DATA

====================

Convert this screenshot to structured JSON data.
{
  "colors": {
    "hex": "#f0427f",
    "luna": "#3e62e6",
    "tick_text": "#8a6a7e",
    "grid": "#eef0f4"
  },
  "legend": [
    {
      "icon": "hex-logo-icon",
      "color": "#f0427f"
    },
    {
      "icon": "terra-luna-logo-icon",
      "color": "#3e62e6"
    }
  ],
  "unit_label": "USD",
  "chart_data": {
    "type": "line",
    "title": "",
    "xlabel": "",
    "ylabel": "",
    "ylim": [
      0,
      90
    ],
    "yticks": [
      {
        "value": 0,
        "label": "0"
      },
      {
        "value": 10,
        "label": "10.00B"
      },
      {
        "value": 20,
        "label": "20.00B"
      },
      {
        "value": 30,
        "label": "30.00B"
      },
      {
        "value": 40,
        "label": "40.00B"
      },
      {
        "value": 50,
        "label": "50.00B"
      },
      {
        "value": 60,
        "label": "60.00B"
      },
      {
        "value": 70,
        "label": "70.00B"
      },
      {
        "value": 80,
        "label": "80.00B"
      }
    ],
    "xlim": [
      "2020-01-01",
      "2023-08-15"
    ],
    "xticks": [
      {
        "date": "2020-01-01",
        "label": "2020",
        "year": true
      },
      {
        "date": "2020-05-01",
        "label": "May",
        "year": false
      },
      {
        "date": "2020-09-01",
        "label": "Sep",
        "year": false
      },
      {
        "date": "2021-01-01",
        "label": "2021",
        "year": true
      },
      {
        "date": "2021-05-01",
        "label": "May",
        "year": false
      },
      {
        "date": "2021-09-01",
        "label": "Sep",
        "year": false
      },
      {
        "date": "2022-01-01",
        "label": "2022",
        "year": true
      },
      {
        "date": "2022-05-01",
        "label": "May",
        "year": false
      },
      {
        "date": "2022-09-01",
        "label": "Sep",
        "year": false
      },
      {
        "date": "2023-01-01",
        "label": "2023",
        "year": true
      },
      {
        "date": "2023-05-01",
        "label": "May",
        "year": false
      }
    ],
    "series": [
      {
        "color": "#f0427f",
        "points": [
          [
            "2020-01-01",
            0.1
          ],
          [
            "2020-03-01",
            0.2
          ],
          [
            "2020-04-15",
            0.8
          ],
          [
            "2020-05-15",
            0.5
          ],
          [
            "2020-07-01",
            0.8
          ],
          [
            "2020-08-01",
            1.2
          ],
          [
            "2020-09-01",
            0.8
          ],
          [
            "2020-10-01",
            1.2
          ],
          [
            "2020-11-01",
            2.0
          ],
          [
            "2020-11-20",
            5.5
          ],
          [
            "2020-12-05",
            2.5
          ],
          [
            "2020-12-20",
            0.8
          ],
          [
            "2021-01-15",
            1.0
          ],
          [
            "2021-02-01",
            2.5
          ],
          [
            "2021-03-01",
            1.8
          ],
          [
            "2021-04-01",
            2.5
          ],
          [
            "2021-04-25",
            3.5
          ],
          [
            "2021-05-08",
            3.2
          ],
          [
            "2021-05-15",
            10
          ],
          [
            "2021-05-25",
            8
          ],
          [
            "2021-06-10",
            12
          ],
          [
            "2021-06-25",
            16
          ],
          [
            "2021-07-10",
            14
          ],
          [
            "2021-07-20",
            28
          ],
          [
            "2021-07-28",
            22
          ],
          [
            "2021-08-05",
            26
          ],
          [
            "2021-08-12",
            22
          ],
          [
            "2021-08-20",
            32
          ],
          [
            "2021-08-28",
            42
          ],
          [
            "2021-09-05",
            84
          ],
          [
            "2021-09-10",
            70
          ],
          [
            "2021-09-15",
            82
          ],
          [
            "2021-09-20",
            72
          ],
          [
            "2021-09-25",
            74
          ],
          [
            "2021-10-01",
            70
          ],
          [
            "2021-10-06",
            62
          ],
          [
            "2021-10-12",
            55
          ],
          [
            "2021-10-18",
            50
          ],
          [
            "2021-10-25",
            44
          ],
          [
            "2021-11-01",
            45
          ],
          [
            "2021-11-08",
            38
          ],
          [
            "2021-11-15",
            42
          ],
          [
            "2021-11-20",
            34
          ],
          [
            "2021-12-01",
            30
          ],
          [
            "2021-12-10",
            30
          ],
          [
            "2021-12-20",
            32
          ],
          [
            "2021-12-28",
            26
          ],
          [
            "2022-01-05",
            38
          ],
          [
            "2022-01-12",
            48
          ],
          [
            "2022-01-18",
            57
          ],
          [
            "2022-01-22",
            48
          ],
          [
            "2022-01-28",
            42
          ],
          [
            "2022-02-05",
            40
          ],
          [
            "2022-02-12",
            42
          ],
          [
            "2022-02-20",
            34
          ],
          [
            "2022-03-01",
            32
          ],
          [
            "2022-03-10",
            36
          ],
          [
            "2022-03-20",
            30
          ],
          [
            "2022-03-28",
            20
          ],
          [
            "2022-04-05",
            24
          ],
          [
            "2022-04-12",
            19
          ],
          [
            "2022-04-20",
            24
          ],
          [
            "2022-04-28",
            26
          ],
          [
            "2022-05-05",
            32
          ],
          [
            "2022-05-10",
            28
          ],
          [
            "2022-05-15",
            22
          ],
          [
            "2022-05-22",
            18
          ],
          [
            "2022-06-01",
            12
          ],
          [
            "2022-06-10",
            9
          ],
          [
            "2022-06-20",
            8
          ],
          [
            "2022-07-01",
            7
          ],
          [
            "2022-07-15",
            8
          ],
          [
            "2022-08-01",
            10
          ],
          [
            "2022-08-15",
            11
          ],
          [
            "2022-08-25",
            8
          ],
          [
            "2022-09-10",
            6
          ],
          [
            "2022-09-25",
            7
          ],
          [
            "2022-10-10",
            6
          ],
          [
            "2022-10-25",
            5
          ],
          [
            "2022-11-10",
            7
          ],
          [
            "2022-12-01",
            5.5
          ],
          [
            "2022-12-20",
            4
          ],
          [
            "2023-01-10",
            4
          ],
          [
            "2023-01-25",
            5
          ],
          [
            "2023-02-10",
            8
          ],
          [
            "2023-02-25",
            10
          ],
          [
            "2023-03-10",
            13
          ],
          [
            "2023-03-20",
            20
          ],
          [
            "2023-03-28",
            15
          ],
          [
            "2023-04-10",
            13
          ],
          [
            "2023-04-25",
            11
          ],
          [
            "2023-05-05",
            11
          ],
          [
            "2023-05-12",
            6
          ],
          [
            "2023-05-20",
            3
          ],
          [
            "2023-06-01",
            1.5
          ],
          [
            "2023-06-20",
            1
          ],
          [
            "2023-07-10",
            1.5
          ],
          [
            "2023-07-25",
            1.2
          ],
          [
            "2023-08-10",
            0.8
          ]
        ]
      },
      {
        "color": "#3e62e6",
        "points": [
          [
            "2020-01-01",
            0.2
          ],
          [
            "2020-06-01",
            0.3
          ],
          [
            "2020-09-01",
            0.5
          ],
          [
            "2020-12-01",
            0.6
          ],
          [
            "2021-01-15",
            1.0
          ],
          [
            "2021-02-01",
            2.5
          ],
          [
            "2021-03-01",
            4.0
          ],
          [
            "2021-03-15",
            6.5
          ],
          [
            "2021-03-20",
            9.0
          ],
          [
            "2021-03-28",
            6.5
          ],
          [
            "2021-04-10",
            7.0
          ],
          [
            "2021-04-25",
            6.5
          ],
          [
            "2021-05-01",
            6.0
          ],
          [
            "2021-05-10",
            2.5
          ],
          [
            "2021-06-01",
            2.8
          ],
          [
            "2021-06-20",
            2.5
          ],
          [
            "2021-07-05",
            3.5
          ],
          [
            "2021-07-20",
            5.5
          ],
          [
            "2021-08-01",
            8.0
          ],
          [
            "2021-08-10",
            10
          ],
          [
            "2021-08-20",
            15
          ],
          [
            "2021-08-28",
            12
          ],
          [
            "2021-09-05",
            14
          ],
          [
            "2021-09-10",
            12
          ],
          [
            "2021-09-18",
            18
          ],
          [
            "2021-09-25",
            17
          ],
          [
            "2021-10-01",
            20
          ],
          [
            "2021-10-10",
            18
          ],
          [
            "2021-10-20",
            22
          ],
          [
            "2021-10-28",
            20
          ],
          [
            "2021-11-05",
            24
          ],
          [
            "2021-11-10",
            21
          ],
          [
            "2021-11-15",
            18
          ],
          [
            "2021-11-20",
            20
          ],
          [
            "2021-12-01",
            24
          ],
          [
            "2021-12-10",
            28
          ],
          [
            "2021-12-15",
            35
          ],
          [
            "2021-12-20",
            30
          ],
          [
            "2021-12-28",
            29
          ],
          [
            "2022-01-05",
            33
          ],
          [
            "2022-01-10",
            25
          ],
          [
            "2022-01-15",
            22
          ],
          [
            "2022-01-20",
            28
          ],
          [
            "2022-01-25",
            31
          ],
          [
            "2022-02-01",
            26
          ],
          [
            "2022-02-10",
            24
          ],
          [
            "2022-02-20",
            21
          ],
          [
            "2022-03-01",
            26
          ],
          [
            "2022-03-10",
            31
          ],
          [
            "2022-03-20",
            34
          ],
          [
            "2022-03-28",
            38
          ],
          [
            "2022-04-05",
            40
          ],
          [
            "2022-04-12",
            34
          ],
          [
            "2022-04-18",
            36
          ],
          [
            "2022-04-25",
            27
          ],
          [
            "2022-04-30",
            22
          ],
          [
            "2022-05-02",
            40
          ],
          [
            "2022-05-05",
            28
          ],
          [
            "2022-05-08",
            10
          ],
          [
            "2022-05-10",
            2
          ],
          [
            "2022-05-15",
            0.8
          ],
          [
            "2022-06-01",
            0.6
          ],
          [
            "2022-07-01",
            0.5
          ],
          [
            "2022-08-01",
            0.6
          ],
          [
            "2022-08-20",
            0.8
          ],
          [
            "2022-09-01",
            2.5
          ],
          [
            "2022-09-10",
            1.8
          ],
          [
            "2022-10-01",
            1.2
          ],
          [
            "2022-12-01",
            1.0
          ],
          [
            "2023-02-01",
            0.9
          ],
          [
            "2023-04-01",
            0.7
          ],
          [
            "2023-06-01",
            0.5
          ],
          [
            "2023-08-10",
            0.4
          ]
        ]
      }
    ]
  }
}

====================

WRITTEN INSTRUCTION
Filter out all lines lacking the word "icon" and copy the rest.

PROBLEM SOLUTION
      "icon": "hex-logo-icon",
      "icon": "terra-luna-logo-icon",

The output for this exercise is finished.